Start Input records

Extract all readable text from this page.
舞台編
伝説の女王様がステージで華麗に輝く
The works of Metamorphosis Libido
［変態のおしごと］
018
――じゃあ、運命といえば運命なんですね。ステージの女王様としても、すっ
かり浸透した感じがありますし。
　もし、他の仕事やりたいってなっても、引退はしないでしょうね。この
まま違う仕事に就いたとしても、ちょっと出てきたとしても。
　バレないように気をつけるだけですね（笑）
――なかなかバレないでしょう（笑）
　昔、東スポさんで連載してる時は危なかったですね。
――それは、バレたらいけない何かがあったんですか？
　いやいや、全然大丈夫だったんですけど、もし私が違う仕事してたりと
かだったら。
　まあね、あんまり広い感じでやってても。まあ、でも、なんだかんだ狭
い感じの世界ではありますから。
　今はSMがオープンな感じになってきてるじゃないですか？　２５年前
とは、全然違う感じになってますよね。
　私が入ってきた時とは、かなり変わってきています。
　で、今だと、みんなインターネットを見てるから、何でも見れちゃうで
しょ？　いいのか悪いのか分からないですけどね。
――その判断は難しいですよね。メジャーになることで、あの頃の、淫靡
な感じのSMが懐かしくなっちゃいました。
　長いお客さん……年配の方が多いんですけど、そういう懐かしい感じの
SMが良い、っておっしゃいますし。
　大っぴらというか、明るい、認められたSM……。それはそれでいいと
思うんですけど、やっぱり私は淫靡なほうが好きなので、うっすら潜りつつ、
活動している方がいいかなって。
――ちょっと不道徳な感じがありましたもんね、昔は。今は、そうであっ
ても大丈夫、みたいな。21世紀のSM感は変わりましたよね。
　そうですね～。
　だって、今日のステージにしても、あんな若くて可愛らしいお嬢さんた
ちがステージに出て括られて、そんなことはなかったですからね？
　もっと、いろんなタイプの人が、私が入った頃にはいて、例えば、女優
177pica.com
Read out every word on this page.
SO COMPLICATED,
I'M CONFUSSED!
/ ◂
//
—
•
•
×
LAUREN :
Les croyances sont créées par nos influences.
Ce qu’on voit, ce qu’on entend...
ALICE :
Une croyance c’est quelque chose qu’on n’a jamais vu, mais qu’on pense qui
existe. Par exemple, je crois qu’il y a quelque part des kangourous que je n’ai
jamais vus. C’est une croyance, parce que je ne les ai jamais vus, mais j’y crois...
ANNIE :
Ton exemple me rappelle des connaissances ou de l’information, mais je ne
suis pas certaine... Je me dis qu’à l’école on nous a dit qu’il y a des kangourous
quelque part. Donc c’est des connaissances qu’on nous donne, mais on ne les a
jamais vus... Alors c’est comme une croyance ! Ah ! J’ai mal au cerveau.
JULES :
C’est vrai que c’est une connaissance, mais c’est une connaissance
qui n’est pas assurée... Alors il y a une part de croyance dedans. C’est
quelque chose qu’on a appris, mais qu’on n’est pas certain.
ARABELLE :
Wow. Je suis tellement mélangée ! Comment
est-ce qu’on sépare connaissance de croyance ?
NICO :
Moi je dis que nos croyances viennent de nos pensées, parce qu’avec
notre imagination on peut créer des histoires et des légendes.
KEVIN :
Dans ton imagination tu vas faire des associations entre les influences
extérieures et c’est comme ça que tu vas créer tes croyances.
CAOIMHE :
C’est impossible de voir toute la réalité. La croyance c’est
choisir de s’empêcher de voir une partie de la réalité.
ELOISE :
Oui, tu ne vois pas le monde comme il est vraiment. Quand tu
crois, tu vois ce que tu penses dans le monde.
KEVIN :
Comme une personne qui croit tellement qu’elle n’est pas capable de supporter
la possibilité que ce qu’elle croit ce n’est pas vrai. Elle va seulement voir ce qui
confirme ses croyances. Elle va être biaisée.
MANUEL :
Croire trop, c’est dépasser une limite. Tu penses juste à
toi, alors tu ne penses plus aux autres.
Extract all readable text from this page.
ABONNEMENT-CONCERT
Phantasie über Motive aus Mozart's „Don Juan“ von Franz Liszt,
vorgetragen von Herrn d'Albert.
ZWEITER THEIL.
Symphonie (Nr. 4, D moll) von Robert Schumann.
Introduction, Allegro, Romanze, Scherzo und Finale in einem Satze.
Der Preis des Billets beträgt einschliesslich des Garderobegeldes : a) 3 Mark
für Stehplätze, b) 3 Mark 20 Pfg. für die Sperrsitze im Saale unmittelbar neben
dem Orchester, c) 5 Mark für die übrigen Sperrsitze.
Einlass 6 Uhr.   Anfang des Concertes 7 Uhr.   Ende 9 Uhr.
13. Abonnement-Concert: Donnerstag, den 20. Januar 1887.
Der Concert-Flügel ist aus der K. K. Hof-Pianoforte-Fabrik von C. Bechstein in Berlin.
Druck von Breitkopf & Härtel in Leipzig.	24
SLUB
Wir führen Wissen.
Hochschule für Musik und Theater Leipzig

End Input records

Locate and copy each line in the data above that includes the word "nous".

suis pas certaine... Je me dis qu’à l’école on nous a dit qu’il y a des kangourous
quelque part. Donc c’est des connaissances qu’on nous donne, mais on ne les a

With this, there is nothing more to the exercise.